* _DIRECTIVE_:
Extract all lines from the data beneath that include the word "الضعف".
++++ RECORDS FOR THIS TASK ++++
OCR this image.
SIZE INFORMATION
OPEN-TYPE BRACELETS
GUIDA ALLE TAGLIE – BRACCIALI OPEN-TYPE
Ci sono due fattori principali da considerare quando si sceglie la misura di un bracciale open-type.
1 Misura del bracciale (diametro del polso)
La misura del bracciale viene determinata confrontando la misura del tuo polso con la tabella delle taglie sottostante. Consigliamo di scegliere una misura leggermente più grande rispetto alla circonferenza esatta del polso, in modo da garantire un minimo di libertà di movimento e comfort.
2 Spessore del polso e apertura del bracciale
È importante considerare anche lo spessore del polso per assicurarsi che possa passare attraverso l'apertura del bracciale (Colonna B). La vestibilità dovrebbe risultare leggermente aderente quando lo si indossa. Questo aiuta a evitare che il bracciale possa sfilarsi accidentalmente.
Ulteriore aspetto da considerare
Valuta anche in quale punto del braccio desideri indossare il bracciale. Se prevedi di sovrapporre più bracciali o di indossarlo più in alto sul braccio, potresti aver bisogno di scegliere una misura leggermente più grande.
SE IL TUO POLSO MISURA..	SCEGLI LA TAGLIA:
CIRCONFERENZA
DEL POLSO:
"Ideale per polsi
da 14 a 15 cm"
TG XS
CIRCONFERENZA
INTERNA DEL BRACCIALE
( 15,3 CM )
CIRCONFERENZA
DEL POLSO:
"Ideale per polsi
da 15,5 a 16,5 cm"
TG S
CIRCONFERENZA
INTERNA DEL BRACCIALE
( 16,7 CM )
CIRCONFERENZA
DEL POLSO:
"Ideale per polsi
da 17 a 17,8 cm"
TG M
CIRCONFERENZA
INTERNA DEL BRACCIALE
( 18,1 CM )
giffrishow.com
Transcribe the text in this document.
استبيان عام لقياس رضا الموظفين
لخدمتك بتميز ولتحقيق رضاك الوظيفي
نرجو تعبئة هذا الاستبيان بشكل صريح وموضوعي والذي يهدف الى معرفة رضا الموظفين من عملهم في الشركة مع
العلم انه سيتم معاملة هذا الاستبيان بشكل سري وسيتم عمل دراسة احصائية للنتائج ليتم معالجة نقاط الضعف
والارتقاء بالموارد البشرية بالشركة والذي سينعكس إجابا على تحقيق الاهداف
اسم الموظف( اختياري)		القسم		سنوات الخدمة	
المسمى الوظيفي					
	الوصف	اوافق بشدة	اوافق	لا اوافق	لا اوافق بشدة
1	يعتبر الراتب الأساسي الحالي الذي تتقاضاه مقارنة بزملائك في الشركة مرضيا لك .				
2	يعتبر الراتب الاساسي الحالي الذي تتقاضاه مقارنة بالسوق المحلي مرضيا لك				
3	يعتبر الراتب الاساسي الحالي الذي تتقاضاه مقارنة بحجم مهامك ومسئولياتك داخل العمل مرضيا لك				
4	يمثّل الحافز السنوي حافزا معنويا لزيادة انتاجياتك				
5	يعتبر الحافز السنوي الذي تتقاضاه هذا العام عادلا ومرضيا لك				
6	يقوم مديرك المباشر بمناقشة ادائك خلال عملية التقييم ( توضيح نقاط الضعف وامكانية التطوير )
++++
* _RESULT OF THIS TASK_:
العلم انه سيتم معاملة هذا الاستبيان بشكل سري وسيتم عمل دراسة احصائية للنتائج ليتم معالجة نقاط الضعف
6	يقوم مديرك المباشر بمناقشة ادائك خلال عملية التقييم ( توضيح نقاط الضعف وامكانية التطوير )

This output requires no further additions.